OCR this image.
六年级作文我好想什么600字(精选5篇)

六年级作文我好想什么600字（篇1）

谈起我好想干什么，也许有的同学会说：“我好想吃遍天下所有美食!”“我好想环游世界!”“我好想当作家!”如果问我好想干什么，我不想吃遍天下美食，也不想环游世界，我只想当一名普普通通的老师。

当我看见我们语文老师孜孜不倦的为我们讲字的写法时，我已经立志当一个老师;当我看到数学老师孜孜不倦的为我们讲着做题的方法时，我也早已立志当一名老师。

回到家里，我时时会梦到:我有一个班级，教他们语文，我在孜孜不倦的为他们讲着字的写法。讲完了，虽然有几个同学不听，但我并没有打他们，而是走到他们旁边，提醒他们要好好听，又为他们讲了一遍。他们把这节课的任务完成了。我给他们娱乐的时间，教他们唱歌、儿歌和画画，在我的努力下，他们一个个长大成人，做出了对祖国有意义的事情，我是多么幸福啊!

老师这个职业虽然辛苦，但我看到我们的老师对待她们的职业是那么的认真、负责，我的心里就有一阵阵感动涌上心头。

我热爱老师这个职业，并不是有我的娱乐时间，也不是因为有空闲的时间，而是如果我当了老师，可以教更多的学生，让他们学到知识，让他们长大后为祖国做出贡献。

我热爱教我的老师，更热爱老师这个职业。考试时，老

****

▶ To do:
Copy out every line of the data above, exactly as given.

▶ Solution to this problem:
OCR this image.
六年级作文我好想什么600字(精选5篇)

六年级作文我好想什么600字（篇1）

谈起我好想干什么，也许有的同学会说：“我好想吃遍天下所有美食!”“我好想环游世界!”“我好想当作家!”如果问我好想干什么，我不想吃遍天下美食，也不想环游世界，我只想当一名普普通通的老师。

当我看见我们语文老师孜孜不倦的为我们讲字的写法时，我已经立志当一个老师;当我看到数学老师孜孜不倦的为我们讲着做题的方法时，我也早已立志当一名老师。

回到家里，我时时会梦到:我有一个班级，教他们语文，我在孜孜不倦的为他们讲着字的写法。讲完了，虽然有几个同学不听，但我并没有打他们，而是走到他们旁边，提醒他们要好好听，又为他们讲了一遍。他们把这节课的任务完成了。我给他们娱乐的时间，教他们唱歌、儿歌和画画，在我的努力下，他们一个个长大成人，做出了对祖国有意义的事情，我是多么幸福啊!

老师这个职业虽然辛苦，但我看到我们的老师对待她们的职业是那么的认真、负责，我的心里就有一阵阵感动涌上心头。

我热爱老师这个职业，并不是有我的娱乐时间，也不是因为有空闲的时间，而是如果我当了老师，可以教更多的学生，让他们学到知识，让他们长大后为祖国做出贡献。

我热爱教我的老师，更热爱老师这个职业。考试时，老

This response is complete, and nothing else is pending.